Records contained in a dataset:
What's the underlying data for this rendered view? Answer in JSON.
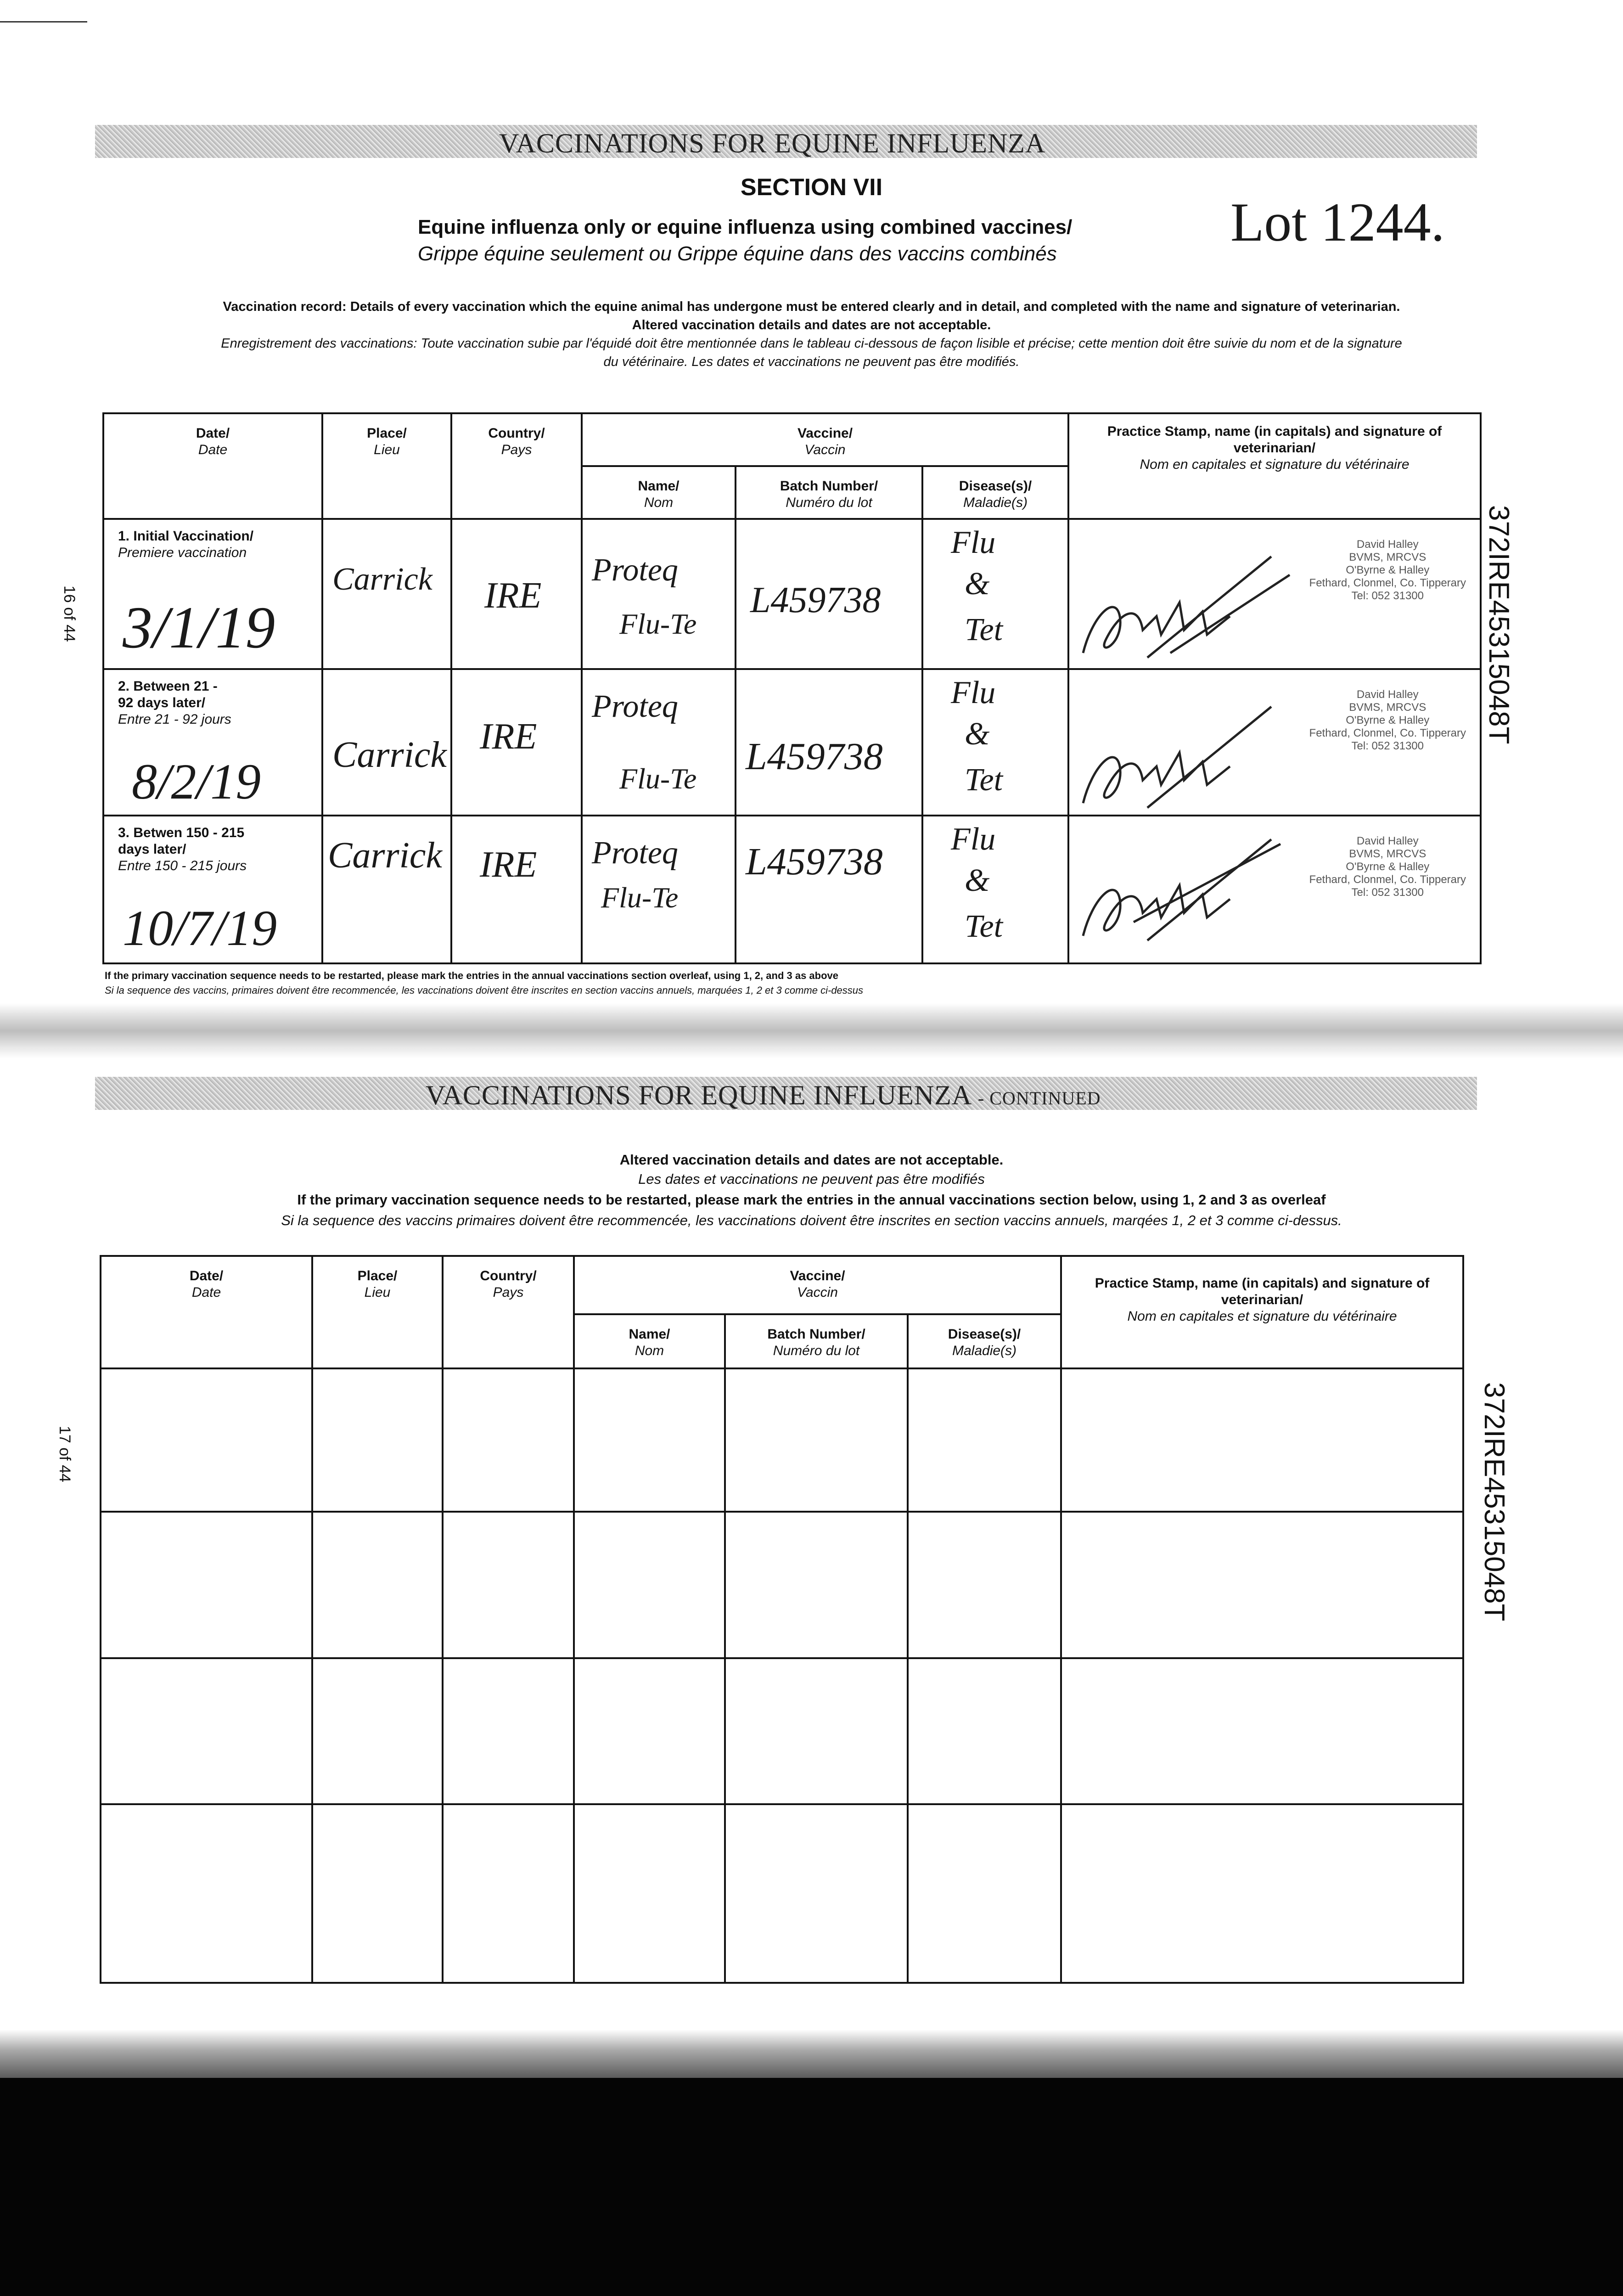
{
  "page1": {
    "band_title": "VACCINATIONS FOR EQUINE INFLUENZA",
    "section": "SECTION VII",
    "subtitle_en": "Equine influenza only or equine influenza using combined vaccines/",
    "subtitle_fr": "Grippe équine seulement ou Grippe équine dans des vaccins combinés",
    "lot_note": "Lot 1244.",
    "record_en": "Vaccination record: Details of every vaccination which the equine animal has undergone must be entered clearly and in detail, and completed with the name and signature of veterinarian.",
    "record_en2": "Altered vaccination details and dates are not acceptable.",
    "record_fr": "Enregistrement des vaccinations: Toute vaccination subie par l'équidé doit être mentionnée dans le tableau ci-dessous de façon lisible et précise; cette mention doit être suivie du nom et de la signature",
    "record_fr2": "du vétérinaire. Les dates et vaccinations ne peuvent pas être modifiés.",
    "page_label": "16 of 44",
    "side_id": "372IRE45315048T",
    "footnote_en": "If the primary vaccination sequence needs to be restarted, please mark the entries in the annual vaccinations section overleaf, using 1, 2, and 3 as above",
    "footnote_fr": "Si la sequence des vaccins, primaires doivent être recommencée, les vaccinations doivent être inscrites en section vaccins annuels, marquées 1, 2 et 3 comme ci-dessus"
  },
  "headers": {
    "date": "Date/",
    "date_fr": "Date",
    "place": "Place/",
    "place_fr": "Lieu",
    "country": "Country/",
    "country_fr": "Pays",
    "vaccine": "Vaccine/",
    "vaccine_fr": "Vaccin",
    "name": "Name/",
    "name_fr": "Nom",
    "batch": "Batch Number/",
    "batch_fr": "Numéro du lot",
    "disease": "Disease(s)/",
    "disease_fr": "Maladie(s)",
    "stamp": "Practice Stamp, name (in capitals) and signature of veterinarian/",
    "stamp_fr": "Nom en capitales et signature du vétérinaire"
  },
  "rows": [
    {
      "label": "1. Initial Vaccination/",
      "label_fr": "Premiere vaccination",
      "date": "3/1/19",
      "place": "Carrick",
      "country": "IRE",
      "name": "Proteq",
      "name2": "Flu-Te",
      "batch": "L459738",
      "disease": "Flu",
      "disease2": "&",
      "disease3": "Tet",
      "stamp": [
        "David Halley",
        "BVMS, MRCVS",
        "O'Byrne & Halley",
        "Fethard, Clonmel, Co. Tipperary",
        "Tel: 052 31300"
      ]
    },
    {
      "label": "2. Between 21 - 92 days later/",
      "label_fr": "Entre 21 - 92 jours",
      "date": "8/2/19",
      "place": "Carrick",
      "country": "IRE",
      "name": "Proteq",
      "name2": "Flu-Te",
      "batch": "L459738",
      "disease": "Flu",
      "disease2": "&",
      "disease3": "Tet",
      "stamp": [
        "David Halley",
        "BVMS, MRCVS",
        "O'Byrne & Halley",
        "Fethard, Clonmel, Co. Tipperary",
        "Tel: 052 31300"
      ]
    },
    {
      "label": "3. Betwen 150 - 215 days later/",
      "label_fr": "Entre 150 - 215 jours",
      "date": "10/7/19",
      "place": "Carrick",
      "country": "IRE",
      "name": "Proteq",
      "name2": "Flu-Te",
      "batch": "L459738",
      "disease": "Flu",
      "disease2": "&",
      "disease3": "Tet",
      "stamp": [
        "David Halley",
        "BVMS, MRCVS",
        "O'Byrne & Halley",
        "Fethard, Clonmel, Co. Tipperary",
        "Tel: 052 31300"
      ]
    }
  ],
  "page2": {
    "band_title": "VACCINATIONS FOR EQUINE INFLUENZA",
    "band_suffix": "- CONTINUED",
    "altered_en": "Altered vaccination details and dates are not acceptable.",
    "altered_fr": "Les dates et vaccinations ne peuvent pas être modifiés",
    "restart_en": "If the primary vaccination sequence needs to be restarted, please mark the entries in the annual vaccinations section below, using 1, 2 and 3 as overleaf",
    "restart_fr": "Si la sequence des vaccins primaires doivent être recommencée, les vaccinations doivent être inscrites en section vaccins annuels, marqées 1, 2 et 3 comme ci-dessus.",
    "page_label": "17 of 44",
    "side_id": "372IRE45315048T"
  }
}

-- WORK TO BE COMPLETED --
Using the entries above, return each line that includes the word "mark".

-- WRITTEN ANSWER --
    "footnote_en": "If the primary vaccination sequence needs to be restarted, please mark the entries in the annual vaccinations section overleaf, using 1, 2, and 3 as above",
    "restart_en": "If the primary vaccination sequence needs to be restarted, please mark the entries in the annual vaccinations section below, using 1, 2 and 3 as overleaf",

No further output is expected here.